** Start of THE DATA **

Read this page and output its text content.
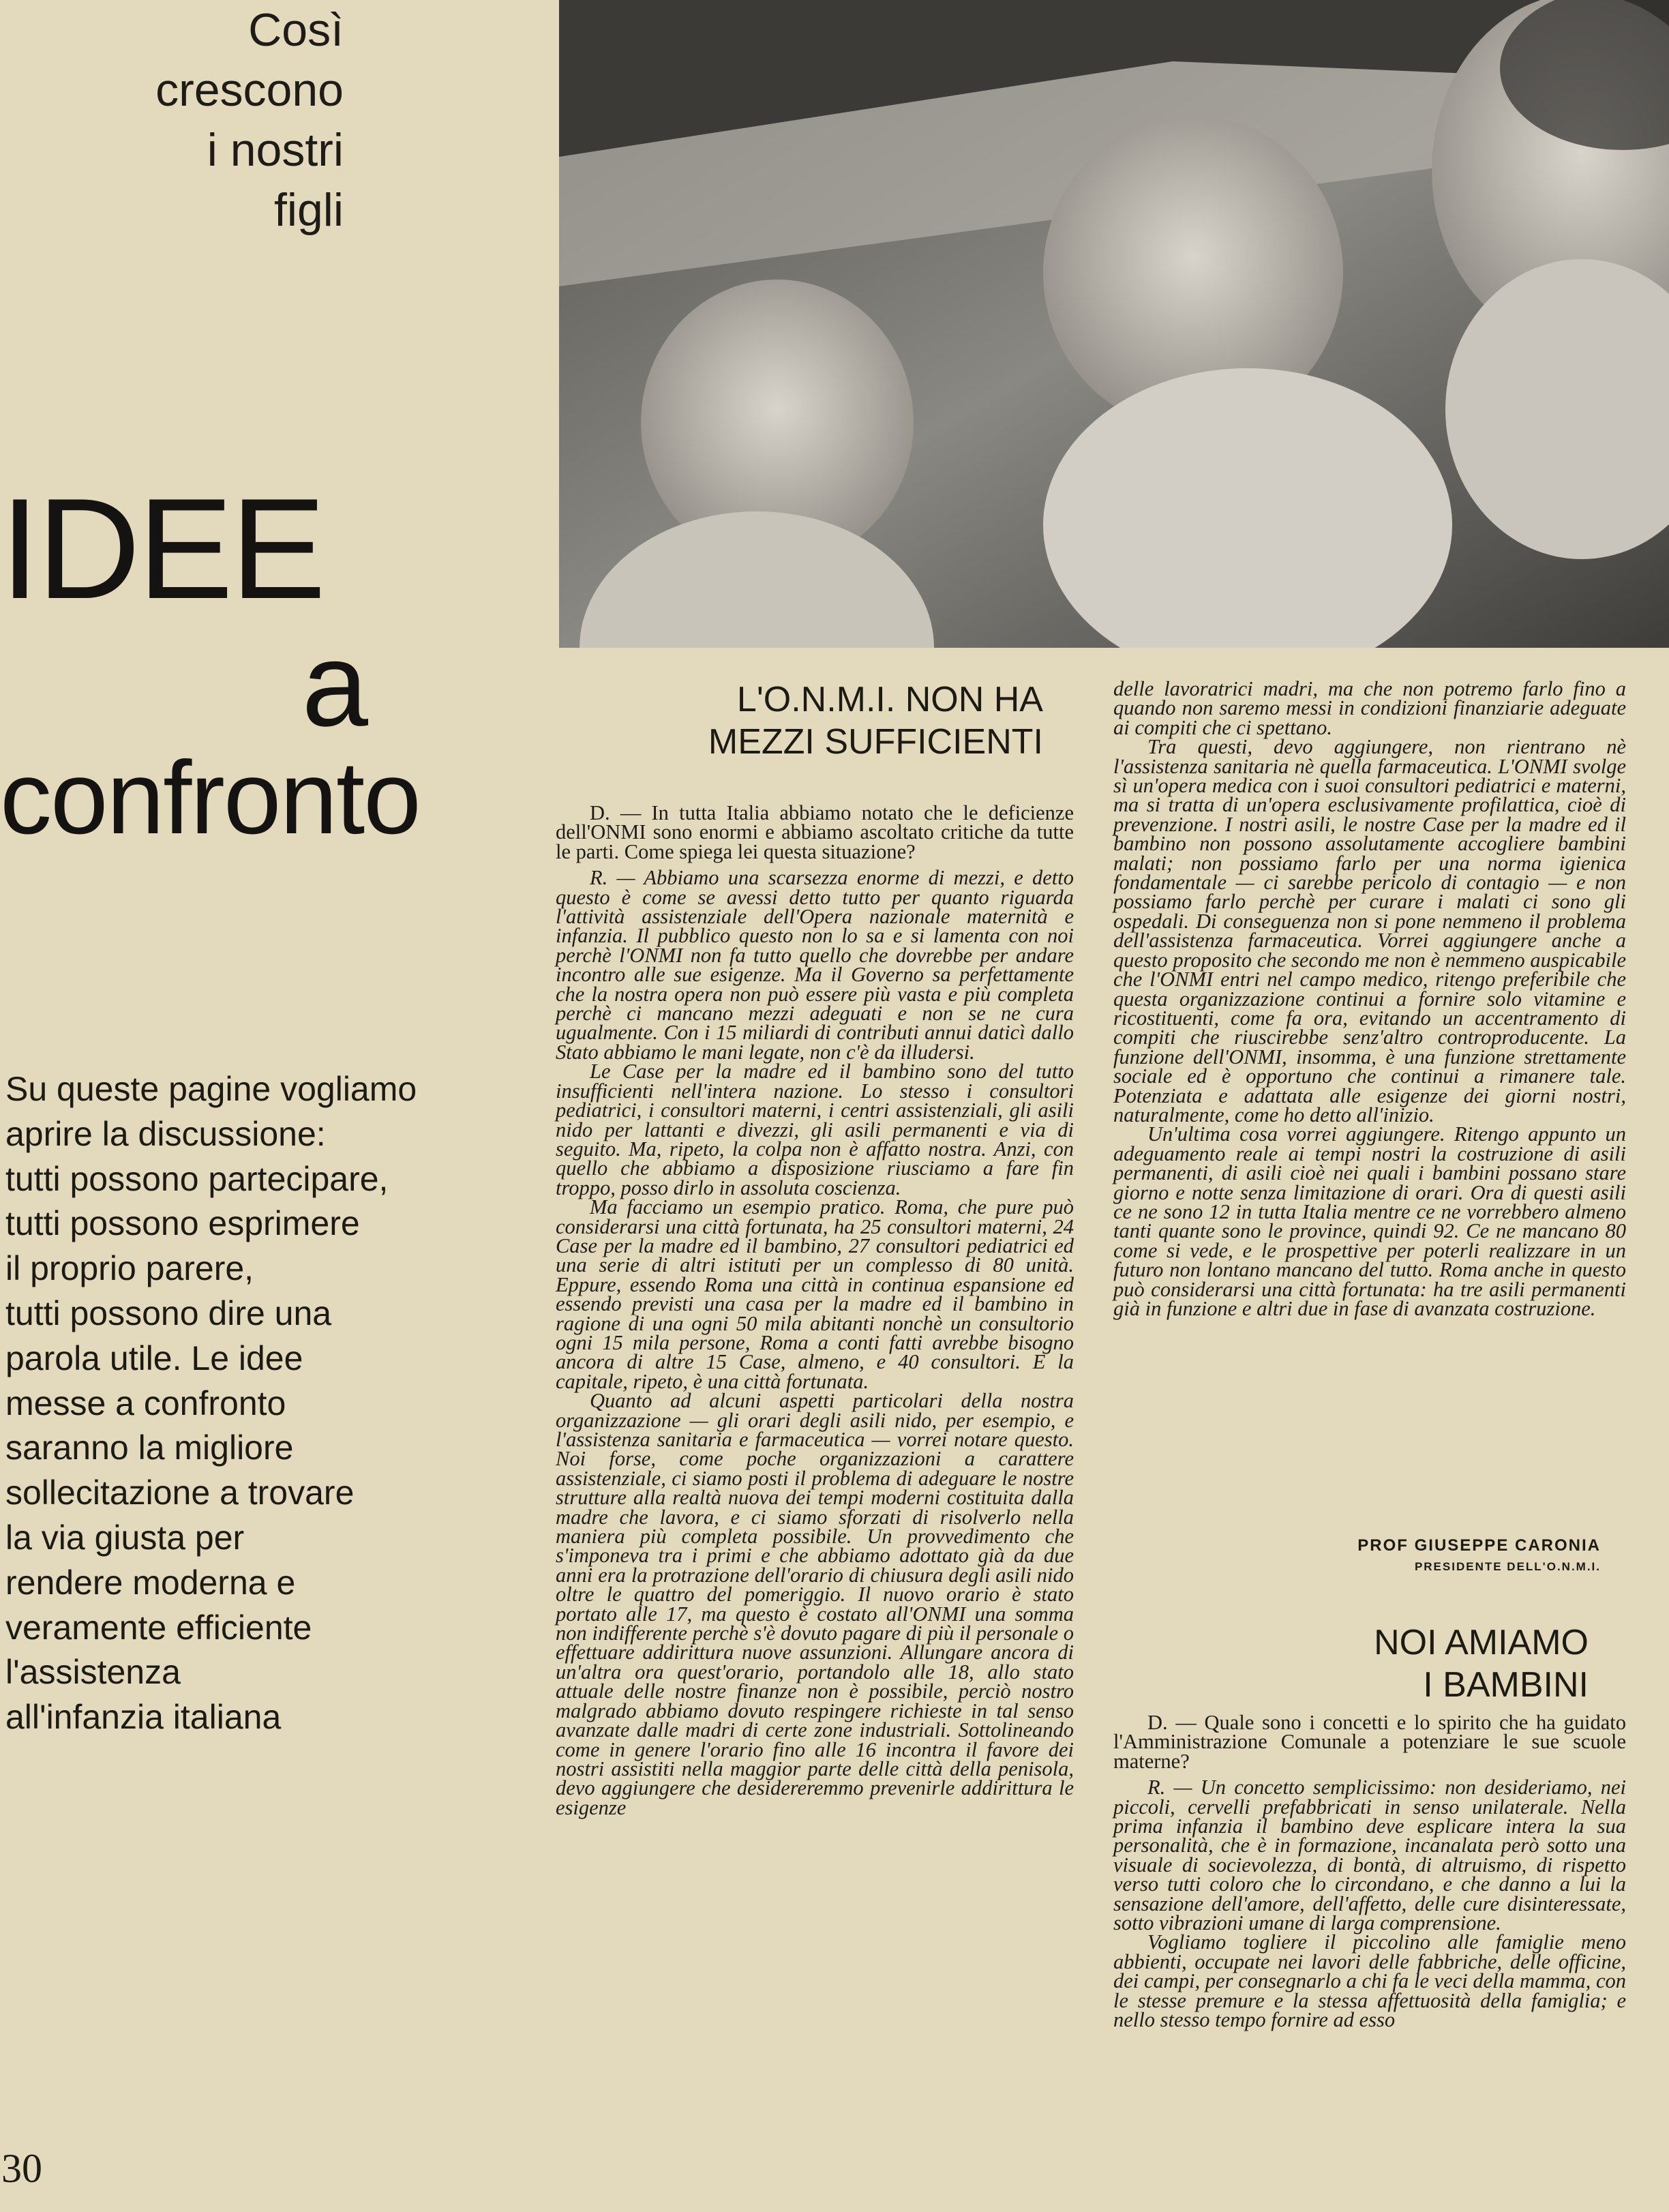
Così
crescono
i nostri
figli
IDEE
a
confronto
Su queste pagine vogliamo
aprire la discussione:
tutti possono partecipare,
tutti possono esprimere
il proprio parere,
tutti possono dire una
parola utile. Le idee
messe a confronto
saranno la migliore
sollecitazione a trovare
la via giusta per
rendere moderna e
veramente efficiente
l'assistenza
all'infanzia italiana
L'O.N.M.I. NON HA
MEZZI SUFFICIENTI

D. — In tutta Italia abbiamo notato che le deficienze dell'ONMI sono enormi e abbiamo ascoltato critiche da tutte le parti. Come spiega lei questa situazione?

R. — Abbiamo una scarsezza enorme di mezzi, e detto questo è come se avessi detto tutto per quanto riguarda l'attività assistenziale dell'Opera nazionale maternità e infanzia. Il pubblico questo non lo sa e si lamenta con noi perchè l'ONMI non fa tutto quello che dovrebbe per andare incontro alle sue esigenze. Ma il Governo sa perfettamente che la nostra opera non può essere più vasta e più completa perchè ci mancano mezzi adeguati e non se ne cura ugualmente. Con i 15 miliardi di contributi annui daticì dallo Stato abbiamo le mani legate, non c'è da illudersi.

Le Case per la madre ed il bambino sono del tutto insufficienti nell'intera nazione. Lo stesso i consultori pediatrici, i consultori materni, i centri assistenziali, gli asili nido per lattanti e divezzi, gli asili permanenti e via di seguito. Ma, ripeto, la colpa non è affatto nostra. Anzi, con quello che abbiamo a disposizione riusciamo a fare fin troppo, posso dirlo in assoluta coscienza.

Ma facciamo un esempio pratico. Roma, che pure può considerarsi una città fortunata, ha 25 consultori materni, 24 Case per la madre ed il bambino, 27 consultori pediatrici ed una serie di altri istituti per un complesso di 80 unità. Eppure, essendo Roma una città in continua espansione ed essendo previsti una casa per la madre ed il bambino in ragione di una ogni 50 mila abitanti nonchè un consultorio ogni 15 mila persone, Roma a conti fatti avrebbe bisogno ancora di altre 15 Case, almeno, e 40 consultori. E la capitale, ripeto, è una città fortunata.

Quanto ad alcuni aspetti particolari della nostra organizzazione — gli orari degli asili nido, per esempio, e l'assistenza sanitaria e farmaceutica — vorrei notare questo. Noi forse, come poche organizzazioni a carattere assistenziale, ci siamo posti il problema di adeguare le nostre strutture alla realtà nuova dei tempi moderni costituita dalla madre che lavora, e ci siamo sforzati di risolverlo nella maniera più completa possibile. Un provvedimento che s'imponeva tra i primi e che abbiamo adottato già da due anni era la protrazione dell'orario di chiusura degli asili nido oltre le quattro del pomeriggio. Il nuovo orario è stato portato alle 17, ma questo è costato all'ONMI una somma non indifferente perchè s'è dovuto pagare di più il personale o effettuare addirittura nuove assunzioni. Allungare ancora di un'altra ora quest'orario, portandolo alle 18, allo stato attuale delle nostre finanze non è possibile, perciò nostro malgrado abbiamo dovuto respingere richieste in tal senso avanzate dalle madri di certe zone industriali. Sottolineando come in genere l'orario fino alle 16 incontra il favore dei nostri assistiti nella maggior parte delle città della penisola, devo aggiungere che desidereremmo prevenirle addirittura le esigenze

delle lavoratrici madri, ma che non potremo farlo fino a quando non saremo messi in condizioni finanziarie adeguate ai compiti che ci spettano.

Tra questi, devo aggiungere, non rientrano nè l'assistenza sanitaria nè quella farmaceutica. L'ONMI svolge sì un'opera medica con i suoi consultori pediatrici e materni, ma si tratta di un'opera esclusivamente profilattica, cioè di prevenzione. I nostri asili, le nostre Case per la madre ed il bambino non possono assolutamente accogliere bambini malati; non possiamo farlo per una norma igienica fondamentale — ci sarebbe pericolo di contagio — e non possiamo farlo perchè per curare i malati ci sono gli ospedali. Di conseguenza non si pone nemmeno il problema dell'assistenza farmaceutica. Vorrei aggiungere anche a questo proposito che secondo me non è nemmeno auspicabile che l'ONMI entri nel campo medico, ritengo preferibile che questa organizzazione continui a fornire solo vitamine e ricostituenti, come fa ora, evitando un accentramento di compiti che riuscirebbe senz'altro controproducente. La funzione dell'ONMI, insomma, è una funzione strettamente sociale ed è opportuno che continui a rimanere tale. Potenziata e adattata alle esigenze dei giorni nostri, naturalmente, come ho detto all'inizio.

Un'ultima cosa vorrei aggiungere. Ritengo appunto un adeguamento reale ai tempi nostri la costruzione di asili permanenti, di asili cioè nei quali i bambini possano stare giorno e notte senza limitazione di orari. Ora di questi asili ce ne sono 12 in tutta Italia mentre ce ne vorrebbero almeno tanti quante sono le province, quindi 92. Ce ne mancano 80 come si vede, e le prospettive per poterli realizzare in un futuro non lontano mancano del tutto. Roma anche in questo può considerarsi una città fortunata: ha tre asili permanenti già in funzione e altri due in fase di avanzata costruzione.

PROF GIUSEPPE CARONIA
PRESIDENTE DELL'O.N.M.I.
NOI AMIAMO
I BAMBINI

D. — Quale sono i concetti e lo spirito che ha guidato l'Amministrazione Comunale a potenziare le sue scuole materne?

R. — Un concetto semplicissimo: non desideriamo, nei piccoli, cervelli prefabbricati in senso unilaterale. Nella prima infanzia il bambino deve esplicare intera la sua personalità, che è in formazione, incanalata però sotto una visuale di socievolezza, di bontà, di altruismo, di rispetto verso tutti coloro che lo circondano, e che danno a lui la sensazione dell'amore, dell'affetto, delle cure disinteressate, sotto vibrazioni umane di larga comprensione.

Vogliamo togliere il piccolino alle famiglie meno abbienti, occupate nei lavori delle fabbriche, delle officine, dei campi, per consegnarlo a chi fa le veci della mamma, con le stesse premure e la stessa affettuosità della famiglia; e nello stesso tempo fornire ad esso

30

** End of THE DATA **

◆ GIVEN REQUEST: Quote the records in their entirety, keeping the wording exact and excluding pictures.

◆ TASK OUTPUT:
Read this page and output its text content.
Così
crescono
i nostri
figli
IDEE
a
confronto
Su queste pagine vogliamo
aprire la discussione:
tutti possono partecipare,
tutti possono esprimere
il proprio parere,
tutti possono dire una
parola utile. Le idee
messe a confronto
saranno la migliore
sollecitazione a trovare
la via giusta per
rendere moderna e
veramente efficiente
l'assistenza
all'infanzia italiana
L'O.N.M.I. NON HA
MEZZI SUFFICIENTI

D. — In tutta Italia abbiamo notato che le deficienze dell'ONMI sono enormi e abbiamo ascoltato critiche da tutte le parti. Come spiega lei questa situazione?

R. — Abbiamo una scarsezza enorme di mezzi, e detto questo è come se avessi detto tutto per quanto riguarda l'attività assistenziale dell'Opera nazionale maternità e infanzia. Il pubblico questo non lo sa e si lamenta con noi perchè l'ONMI non fa tutto quello che dovrebbe per andare incontro alle sue esigenze. Ma il Governo sa perfettamente che la nostra opera non può essere più vasta e più completa perchè ci mancano mezzi adeguati e non se ne cura ugualmente. Con i 15 miliardi di contributi annui daticì dallo Stato abbiamo le mani legate, non c'è da illudersi.

Le Case per la madre ed il bambino sono del tutto insufficienti nell'intera nazione. Lo stesso i consultori pediatrici, i consultori materni, i centri assistenziali, gli asili nido per lattanti e divezzi, gli asili permanenti e via di seguito. Ma, ripeto, la colpa non è affatto nostra. Anzi, con quello che abbiamo a disposizione riusciamo a fare fin troppo, posso dirlo in assoluta coscienza.

Ma facciamo un esempio pratico. Roma, che pure può considerarsi una città fortunata, ha 25 consultori materni, 24 Case per la madre ed il bambino, 27 consultori pediatrici ed una serie di altri istituti per un complesso di 80 unità. Eppure, essendo Roma una città in continua espansione ed essendo previsti una casa per la madre ed il bambino in ragione di una ogni 50 mila abitanti nonchè un consultorio ogni 15 mila persone, Roma a conti fatti avrebbe bisogno ancora di altre 15 Case, almeno, e 40 consultori. E la capitale, ripeto, è una città fortunata.

Quanto ad alcuni aspetti particolari della nostra organizzazione — gli orari degli asili nido, per esempio, e l'assistenza sanitaria e farmaceutica — vorrei notare questo. Noi forse, come poche organizzazioni a carattere assistenziale, ci siamo posti il problema di adeguare le nostre strutture alla realtà nuova dei tempi moderni costituita dalla madre che lavora, e ci siamo sforzati di risolverlo nella maniera più completa possibile. Un provvedimento che s'imponeva tra i primi e che abbiamo adottato già da due anni era la protrazione dell'orario di chiusura degli asili nido oltre le quattro del pomeriggio. Il nuovo orario è stato portato alle 17, ma questo è costato all'ONMI una somma non indifferente perchè s'è dovuto pagare di più il personale o effettuare addirittura nuove assunzioni. Allungare ancora di un'altra ora quest'orario, portandolo alle 18, allo stato attuale delle nostre finanze non è possibile, perciò nostro malgrado abbiamo dovuto respingere richieste in tal senso avanzate dalle madri di certe zone industriali. Sottolineando come in genere l'orario fino alle 16 incontra il favore dei nostri assistiti nella maggior parte delle città della penisola, devo aggiungere che desidereremmo prevenirle addirittura le esigenze

delle lavoratrici madri, ma che non potremo farlo fino a quando non saremo messi in condizioni finanziarie adeguate ai compiti che ci spettano.

Tra questi, devo aggiungere, non rientrano nè l'assistenza sanitaria nè quella farmaceutica. L'ONMI svolge sì un'opera medica con i suoi consultori pediatrici e materni, ma si tratta di un'opera esclusivamente profilattica, cioè di prevenzione. I nostri asili, le nostre Case per la madre ed il bambino non possono assolutamente accogliere bambini malati; non possiamo farlo per una norma igienica fondamentale — ci sarebbe pericolo di contagio — e non possiamo farlo perchè per curare i malati ci sono gli ospedali. Di conseguenza non si pone nemmeno il problema dell'assistenza farmaceutica. Vorrei aggiungere anche a questo proposito che secondo me non è nemmeno auspicabile che l'ONMI entri nel campo medico, ritengo preferibile che questa organizzazione continui a fornire solo vitamine e ricostituenti, come fa ora, evitando un accentramento di compiti che riuscirebbe senz'altro controproducente. La funzione dell'ONMI, insomma, è una funzione strettamente sociale ed è opportuno che continui a rimanere tale. Potenziata e adattata alle esigenze dei giorni nostri, naturalmente, come ho detto all'inizio.

Un'ultima cosa vorrei aggiungere. Ritengo appunto un adeguamento reale ai tempi nostri la costruzione di asili permanenti, di asili cioè nei quali i bambini possano stare giorno e notte senza limitazione di orari. Ora di questi asili ce ne sono 12 in tutta Italia mentre ce ne vorrebbero almeno tanti quante sono le province, quindi 92. Ce ne mancano 80 come si vede, e le prospettive per poterli realizzare in un futuro non lontano mancano del tutto. Roma anche in questo può considerarsi una città fortunata: ha tre asili permanenti già in funzione e altri due in fase di avanzata costruzione.

PROF GIUSEPPE CARONIA
PRESIDENTE DELL'O.N.M.I.
NOI AMIAMO
I BAMBINI

D. — Quale sono i concetti e lo spirito che ha guidato l'Amministrazione Comunale a potenziare le sue scuole materne?

R. — Un concetto semplicissimo: non desideriamo, nei piccoli, cervelli prefabbricati in senso unilaterale. Nella prima infanzia il bambino deve esplicare intera la sua personalità, che è in formazione, incanalata però sotto una visuale di socievolezza, di bontà, di altruismo, di rispetto verso tutti coloro che lo circondano, e che danno a lui la sensazione dell'amore, dell'affetto, delle cure disinteressate, sotto vibrazioni umane di larga comprensione.

Vogliamo togliere il piccolino alle famiglie meno abbienti, occupate nei lavori delle fabbriche, delle officine, dei campi, per consegnarlo a chi fa le veci della mamma, con le stesse premure e la stessa affettuosità della famiglia; e nello stesso tempo fornire ad esso

30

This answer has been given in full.